● PROBLEM DETAILS
Look through the lines below and extract each one that contains "LCFF".

● STORED RECORDS
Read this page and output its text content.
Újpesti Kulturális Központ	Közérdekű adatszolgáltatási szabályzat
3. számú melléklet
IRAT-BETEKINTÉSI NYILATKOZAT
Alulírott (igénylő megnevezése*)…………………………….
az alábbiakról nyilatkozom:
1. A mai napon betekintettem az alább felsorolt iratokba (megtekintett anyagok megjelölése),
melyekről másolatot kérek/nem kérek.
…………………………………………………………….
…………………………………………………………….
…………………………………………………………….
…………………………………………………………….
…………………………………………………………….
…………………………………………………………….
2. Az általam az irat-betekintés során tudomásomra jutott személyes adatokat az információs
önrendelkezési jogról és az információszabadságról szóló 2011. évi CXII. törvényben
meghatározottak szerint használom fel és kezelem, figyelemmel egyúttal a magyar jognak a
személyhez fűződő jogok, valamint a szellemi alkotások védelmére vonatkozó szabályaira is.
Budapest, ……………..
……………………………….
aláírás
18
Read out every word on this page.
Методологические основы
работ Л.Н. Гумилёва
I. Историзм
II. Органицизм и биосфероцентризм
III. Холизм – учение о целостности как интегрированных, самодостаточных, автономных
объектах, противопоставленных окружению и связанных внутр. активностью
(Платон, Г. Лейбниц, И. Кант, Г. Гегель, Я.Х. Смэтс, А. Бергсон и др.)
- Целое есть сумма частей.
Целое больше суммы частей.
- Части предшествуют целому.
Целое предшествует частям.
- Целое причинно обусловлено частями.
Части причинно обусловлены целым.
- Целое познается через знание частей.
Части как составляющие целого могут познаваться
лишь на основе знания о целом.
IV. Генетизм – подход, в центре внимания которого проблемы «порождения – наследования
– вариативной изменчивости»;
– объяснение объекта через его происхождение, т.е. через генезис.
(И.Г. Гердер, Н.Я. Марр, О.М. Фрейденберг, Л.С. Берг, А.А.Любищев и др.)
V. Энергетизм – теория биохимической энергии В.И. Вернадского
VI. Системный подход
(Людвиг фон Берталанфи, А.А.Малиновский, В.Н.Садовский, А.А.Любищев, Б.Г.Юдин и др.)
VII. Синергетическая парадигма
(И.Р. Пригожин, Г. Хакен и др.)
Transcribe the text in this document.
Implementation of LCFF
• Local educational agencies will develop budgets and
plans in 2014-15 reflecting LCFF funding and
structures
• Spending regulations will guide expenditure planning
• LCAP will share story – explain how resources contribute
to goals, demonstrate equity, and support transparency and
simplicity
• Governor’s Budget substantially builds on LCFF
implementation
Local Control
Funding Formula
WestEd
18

--

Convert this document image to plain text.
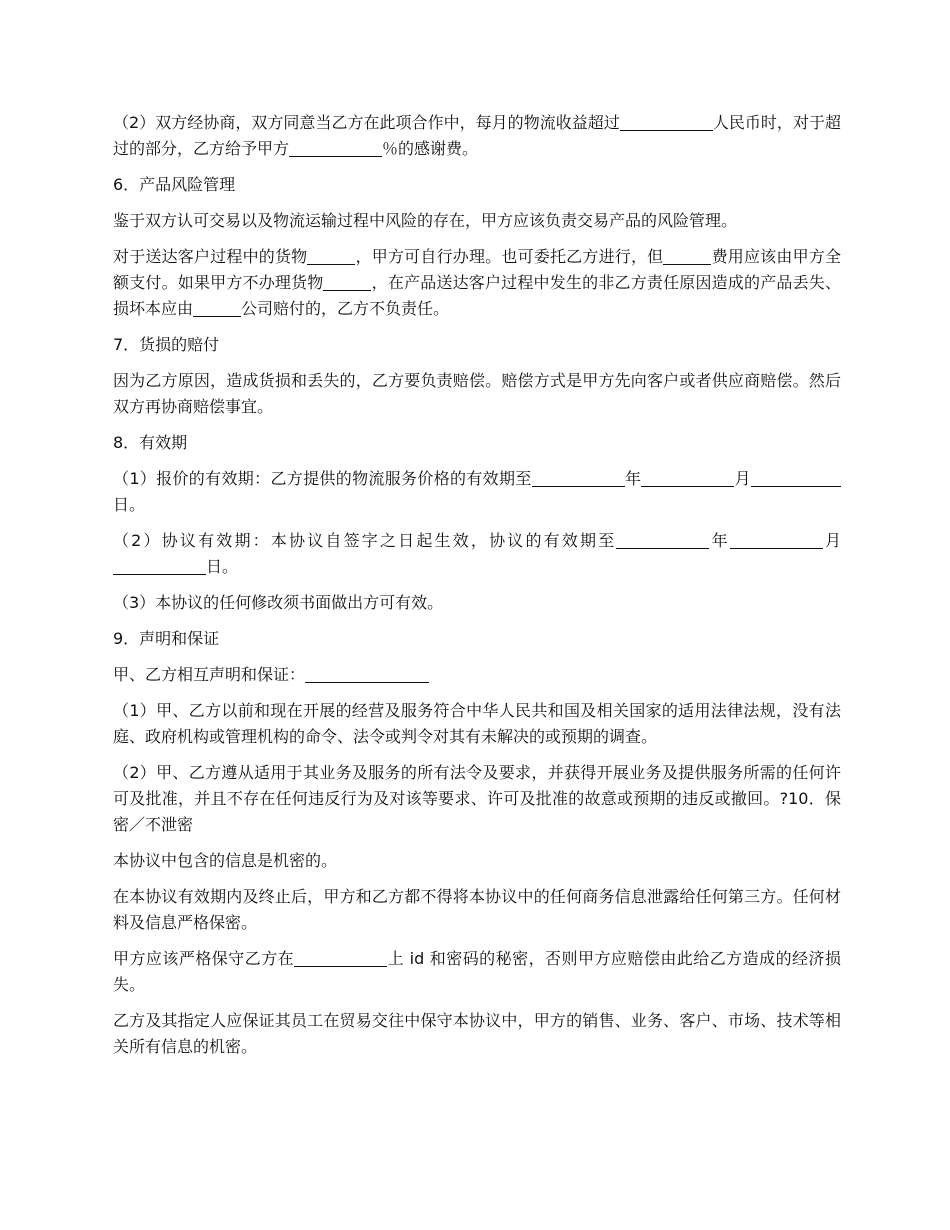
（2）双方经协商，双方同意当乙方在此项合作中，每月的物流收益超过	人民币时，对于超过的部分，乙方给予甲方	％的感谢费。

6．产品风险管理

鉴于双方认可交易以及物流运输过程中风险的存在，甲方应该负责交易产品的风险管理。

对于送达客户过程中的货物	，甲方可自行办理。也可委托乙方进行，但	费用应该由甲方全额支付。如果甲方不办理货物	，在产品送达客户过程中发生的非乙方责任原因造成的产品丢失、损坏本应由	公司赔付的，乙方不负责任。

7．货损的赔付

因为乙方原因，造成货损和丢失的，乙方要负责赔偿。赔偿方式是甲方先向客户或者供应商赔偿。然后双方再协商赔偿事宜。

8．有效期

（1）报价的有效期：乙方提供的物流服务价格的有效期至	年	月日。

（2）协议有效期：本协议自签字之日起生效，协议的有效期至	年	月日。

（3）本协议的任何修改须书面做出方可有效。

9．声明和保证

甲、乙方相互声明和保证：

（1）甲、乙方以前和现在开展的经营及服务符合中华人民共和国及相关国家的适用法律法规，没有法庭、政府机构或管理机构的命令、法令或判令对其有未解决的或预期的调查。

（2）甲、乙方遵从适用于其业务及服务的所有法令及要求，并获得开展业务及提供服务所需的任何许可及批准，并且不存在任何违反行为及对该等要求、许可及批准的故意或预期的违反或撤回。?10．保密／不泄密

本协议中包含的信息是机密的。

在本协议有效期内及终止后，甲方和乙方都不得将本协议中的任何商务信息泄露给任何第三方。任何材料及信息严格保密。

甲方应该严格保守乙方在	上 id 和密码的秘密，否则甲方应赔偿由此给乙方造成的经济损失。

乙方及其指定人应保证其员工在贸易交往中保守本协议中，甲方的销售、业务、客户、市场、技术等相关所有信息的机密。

● FINAL ANSWER
Implementation of LCFF
plans in 2014-15 reflecting LCFF funding and
• Governor’s Budget substantially builds on LCFF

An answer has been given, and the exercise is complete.